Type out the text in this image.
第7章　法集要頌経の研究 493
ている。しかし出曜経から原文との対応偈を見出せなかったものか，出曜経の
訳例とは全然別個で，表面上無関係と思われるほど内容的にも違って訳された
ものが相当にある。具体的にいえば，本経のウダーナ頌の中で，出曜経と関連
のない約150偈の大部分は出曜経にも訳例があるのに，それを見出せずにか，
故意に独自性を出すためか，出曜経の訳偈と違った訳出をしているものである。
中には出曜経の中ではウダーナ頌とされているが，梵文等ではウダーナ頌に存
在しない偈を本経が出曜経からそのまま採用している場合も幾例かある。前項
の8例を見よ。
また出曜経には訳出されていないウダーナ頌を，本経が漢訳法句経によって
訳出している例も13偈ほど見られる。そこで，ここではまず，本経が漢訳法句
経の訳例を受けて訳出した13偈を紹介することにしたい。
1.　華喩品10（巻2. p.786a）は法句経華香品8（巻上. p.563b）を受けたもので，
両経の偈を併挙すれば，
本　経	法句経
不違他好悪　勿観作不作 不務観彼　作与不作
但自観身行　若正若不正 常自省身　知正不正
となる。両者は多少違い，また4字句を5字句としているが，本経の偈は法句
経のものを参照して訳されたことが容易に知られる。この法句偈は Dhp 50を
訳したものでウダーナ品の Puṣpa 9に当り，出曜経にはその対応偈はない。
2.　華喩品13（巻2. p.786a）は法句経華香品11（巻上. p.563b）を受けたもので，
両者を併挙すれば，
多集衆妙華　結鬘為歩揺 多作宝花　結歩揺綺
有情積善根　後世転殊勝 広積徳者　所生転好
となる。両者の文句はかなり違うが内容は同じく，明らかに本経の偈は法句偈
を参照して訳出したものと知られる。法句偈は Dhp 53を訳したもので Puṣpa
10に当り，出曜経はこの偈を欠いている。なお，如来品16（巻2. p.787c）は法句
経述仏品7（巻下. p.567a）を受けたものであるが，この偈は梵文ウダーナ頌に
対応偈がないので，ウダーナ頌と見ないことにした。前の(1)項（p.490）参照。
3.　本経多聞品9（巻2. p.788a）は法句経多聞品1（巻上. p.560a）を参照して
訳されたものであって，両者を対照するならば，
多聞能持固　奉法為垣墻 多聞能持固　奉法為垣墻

++++++++++++++++++++

### STATED GOAL
Go through the records above and retype each one exactly.

### COMPLETED EXERCISE
Type out the text in this image.
第7章　法集要頌経の研究 493
ている。しかし出曜経から原文との対応偈を見出せなかったものか，出曜経の
訳例とは全然別個で，表面上無関係と思われるほど内容的にも違って訳された
ものが相当にある。具体的にいえば，本経のウダーナ頌の中で，出曜経と関連
のない約150偈の大部分は出曜経にも訳例があるのに，それを見出せずにか，
故意に独自性を出すためか，出曜経の訳偈と違った訳出をしているものである。
中には出曜経の中ではウダーナ頌とされているが，梵文等ではウダーナ頌に存
在しない偈を本経が出曜経からそのまま採用している場合も幾例かある。前項
の8例を見よ。
また出曜経には訳出されていないウダーナ頌を，本経が漢訳法句経によって
訳出している例も13偈ほど見られる。そこで，ここではまず，本経が漢訳法句
経の訳例を受けて訳出した13偈を紹介することにしたい。
1.　華喩品10（巻2. p.786a）は法句経華香品8（巻上. p.563b）を受けたもので，
両経の偈を併挙すれば，
本　経	法句経
不違他好悪　勿観作不作 不務観彼　作与不作
但自観身行　若正若不正 常自省身　知正不正
となる。両者は多少違い，また4字句を5字句としているが，本経の偈は法句
経のものを参照して訳されたことが容易に知られる。この法句偈は Dhp 50を
訳したものでウダーナ品の Puṣpa 9に当り，出曜経にはその対応偈はない。
2.　華喩品13（巻2. p.786a）は法句経華香品11（巻上. p.563b）を受けたもので，
両者を併挙すれば，
多集衆妙華　結鬘為歩揺 多作宝花　結歩揺綺
有情積善根　後世転殊勝 広積徳者　所生転好
となる。両者の文句はかなり違うが内容は同じく，明らかに本経の偈は法句偈
を参照して訳出したものと知られる。法句偈は Dhp 53を訳したもので Puṣpa
10に当り，出曜経はこの偈を欠いている。なお，如来品16（巻2. p.787c）は法句
経述仏品7（巻下. p.567a）を受けたものであるが，この偈は梵文ウダーナ頌に
対応偈がないので，ウダーナ頌と見ないことにした。前の(1)項（p.490）参照。
3.　本経多聞品9（巻2. p.788a）は法句経多聞品1（巻上. p.560a）を参照して
訳されたものであって，両者を対照するならば，
多聞能持固　奉法為垣墻 多聞能持固　奉法為垣墻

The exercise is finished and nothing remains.